>> BEGIN

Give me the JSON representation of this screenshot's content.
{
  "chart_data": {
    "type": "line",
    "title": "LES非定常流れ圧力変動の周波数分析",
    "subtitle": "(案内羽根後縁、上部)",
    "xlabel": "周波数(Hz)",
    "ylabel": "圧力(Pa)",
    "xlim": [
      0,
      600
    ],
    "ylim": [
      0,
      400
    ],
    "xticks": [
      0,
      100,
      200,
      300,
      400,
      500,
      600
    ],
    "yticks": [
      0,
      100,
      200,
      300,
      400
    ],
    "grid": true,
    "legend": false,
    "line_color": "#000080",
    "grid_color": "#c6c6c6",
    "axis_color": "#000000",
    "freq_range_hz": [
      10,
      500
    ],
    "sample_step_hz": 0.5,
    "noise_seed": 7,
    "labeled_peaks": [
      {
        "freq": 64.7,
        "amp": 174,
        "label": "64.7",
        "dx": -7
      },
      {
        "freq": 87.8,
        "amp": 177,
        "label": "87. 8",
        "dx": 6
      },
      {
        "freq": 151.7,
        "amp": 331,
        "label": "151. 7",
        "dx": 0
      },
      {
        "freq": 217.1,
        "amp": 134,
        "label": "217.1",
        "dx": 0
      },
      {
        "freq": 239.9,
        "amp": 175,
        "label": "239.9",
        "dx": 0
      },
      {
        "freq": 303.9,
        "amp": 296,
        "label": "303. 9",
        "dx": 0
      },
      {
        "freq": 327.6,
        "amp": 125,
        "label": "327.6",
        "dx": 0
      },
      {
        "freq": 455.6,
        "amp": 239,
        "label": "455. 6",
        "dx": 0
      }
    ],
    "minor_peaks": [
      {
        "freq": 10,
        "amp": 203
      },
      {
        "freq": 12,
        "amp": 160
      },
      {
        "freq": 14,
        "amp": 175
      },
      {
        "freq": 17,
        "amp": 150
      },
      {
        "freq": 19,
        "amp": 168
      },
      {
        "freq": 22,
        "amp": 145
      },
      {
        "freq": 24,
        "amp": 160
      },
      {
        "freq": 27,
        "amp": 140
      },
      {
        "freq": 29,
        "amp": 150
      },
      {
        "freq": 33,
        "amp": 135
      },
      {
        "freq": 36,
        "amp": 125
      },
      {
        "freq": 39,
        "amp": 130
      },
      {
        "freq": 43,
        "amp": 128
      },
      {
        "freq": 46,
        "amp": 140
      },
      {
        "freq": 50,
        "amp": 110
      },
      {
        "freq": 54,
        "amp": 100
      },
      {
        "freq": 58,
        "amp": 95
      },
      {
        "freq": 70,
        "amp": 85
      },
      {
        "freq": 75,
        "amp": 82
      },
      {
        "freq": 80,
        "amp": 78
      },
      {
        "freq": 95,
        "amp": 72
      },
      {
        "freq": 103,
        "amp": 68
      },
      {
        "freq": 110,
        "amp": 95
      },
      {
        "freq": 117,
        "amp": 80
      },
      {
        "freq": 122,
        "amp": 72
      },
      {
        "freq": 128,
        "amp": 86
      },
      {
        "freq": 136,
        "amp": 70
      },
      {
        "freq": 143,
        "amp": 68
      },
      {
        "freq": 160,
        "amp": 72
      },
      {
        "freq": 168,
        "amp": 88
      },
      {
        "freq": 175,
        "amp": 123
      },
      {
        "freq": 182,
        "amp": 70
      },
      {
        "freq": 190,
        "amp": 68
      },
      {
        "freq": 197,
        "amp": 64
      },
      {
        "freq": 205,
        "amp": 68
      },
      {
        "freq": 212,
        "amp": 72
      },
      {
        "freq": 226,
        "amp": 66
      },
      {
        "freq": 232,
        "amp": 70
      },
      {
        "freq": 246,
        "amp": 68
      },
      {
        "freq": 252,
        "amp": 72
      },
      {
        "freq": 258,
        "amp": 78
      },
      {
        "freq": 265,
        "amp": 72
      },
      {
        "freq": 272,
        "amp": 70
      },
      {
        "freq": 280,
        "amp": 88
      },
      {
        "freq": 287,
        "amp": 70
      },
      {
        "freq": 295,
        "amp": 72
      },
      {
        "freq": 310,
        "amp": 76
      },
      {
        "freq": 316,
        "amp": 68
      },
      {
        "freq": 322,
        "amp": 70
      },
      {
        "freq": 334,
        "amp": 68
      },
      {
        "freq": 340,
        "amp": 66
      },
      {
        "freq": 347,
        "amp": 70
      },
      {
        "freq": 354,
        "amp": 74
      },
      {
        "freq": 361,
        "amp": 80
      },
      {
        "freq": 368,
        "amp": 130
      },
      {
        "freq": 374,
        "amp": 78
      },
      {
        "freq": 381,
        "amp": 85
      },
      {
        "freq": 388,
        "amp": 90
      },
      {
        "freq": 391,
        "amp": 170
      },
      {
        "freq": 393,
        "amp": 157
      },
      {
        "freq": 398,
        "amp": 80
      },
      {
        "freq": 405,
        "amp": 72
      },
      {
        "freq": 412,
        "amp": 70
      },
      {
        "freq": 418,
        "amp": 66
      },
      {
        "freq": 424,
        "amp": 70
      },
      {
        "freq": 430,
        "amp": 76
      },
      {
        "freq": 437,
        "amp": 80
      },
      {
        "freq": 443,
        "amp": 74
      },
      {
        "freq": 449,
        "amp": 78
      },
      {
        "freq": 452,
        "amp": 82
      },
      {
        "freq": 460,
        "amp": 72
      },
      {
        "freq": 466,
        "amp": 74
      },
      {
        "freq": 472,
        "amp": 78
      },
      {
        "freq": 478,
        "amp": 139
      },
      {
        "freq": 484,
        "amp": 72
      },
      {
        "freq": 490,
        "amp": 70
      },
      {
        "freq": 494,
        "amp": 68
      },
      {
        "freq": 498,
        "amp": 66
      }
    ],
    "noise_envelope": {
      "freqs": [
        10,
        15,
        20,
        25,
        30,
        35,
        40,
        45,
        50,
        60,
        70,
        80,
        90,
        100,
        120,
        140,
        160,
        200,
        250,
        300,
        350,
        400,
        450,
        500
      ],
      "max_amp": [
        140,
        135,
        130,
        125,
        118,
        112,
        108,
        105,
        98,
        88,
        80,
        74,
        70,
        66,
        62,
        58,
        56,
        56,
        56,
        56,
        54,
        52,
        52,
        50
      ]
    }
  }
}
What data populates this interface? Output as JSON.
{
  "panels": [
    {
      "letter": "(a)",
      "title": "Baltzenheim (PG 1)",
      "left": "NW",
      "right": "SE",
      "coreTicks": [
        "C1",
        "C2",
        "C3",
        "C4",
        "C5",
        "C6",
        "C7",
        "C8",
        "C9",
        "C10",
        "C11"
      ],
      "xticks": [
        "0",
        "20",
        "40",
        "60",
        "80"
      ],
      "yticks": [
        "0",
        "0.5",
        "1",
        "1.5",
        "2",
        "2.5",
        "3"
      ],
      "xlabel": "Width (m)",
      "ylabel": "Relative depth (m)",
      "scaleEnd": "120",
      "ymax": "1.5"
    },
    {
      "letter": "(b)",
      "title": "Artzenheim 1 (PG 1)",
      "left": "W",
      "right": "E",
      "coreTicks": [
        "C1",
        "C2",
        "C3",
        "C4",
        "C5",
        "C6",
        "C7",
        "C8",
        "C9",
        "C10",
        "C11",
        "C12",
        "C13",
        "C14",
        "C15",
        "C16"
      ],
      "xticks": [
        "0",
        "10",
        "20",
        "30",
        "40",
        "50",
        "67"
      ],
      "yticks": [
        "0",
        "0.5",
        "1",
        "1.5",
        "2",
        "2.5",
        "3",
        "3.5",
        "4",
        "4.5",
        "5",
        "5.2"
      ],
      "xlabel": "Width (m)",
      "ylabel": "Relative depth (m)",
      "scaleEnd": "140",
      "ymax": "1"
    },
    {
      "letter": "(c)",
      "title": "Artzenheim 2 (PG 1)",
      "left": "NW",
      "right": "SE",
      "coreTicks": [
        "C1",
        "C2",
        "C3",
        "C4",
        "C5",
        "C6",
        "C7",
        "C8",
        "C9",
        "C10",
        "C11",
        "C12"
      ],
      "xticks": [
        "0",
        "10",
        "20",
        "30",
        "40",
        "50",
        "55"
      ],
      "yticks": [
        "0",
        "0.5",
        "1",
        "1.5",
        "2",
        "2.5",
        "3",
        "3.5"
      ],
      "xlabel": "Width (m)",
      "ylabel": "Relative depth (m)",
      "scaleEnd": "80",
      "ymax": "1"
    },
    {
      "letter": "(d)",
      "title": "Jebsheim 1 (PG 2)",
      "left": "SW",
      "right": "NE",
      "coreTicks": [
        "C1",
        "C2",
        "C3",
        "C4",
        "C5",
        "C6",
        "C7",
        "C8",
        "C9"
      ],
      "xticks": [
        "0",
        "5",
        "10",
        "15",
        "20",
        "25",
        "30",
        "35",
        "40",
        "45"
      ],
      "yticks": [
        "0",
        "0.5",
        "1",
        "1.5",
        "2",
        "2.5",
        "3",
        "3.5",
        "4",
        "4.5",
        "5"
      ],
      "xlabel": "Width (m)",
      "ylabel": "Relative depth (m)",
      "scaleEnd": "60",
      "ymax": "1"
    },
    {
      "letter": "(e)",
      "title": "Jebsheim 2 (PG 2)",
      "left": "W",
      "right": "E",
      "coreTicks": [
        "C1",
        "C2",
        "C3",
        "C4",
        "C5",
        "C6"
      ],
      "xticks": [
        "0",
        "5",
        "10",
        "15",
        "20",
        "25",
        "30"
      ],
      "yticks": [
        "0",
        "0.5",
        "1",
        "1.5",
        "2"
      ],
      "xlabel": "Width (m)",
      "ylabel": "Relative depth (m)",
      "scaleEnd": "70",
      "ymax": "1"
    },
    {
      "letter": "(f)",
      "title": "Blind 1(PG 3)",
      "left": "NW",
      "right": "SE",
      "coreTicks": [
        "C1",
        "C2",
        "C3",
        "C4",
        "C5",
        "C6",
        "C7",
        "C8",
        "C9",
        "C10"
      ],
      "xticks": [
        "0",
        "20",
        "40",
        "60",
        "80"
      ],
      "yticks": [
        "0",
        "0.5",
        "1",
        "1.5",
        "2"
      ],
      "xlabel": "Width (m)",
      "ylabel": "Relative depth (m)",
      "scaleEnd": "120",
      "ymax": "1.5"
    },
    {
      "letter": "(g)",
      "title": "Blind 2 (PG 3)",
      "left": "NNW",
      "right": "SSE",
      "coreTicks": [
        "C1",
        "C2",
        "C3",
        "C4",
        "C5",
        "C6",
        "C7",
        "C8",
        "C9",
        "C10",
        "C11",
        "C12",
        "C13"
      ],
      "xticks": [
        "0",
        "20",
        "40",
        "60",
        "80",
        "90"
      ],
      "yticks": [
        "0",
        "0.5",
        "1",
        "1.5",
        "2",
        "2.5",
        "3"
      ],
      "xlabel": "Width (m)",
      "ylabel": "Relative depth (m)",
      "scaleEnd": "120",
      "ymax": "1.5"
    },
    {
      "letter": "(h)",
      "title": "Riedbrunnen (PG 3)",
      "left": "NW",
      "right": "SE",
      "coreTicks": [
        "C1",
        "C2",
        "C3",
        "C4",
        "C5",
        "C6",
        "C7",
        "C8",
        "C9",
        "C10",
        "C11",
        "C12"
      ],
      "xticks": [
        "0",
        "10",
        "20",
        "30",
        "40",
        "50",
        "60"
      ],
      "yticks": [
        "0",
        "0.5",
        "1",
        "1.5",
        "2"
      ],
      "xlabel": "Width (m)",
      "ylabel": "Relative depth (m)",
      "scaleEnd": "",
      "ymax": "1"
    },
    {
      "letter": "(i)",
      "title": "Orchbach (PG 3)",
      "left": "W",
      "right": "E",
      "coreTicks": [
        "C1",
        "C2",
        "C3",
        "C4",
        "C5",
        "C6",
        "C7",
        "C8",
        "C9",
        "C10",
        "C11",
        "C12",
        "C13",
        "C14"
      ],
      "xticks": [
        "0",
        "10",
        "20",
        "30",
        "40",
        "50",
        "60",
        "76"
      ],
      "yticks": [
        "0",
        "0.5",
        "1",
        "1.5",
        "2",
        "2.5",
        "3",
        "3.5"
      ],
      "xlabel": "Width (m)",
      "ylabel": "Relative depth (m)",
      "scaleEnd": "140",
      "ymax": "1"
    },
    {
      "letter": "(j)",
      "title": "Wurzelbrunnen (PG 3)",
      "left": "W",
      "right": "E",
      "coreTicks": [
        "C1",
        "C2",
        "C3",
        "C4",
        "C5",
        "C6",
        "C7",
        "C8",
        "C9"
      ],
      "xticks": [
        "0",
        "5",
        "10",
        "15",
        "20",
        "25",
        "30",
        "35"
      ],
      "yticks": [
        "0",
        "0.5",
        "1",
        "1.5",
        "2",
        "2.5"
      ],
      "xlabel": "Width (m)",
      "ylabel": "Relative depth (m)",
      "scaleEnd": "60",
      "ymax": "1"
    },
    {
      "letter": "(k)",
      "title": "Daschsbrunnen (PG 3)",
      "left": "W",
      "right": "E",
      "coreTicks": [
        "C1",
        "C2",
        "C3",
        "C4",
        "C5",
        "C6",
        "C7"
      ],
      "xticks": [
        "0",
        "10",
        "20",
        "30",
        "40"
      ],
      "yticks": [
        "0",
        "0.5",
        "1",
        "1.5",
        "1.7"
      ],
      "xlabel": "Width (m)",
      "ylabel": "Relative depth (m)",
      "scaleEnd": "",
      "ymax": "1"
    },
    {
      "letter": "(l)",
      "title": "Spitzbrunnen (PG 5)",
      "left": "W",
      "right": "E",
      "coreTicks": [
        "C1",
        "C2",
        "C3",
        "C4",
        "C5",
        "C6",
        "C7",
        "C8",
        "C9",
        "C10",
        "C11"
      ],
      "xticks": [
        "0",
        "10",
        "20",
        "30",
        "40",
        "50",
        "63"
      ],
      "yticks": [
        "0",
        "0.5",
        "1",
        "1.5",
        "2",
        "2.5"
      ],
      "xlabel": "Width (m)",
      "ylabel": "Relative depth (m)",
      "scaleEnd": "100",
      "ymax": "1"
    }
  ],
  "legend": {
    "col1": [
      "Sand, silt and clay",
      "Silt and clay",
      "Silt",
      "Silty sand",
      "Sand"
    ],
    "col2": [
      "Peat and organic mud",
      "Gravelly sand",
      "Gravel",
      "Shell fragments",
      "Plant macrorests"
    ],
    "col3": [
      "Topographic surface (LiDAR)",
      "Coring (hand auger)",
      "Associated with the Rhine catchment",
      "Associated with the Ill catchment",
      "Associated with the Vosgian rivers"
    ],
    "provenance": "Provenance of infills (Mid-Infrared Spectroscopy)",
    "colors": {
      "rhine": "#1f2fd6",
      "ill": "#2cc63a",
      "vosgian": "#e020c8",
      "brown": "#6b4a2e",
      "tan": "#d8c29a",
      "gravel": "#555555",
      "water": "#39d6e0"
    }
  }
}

>> END

## Required task:
Check the data for the word "catchment" and pull out the lines that have it.

## Result of this task:
      "Associated with the Rhine catchment",
      "Associated with the Ill catchment",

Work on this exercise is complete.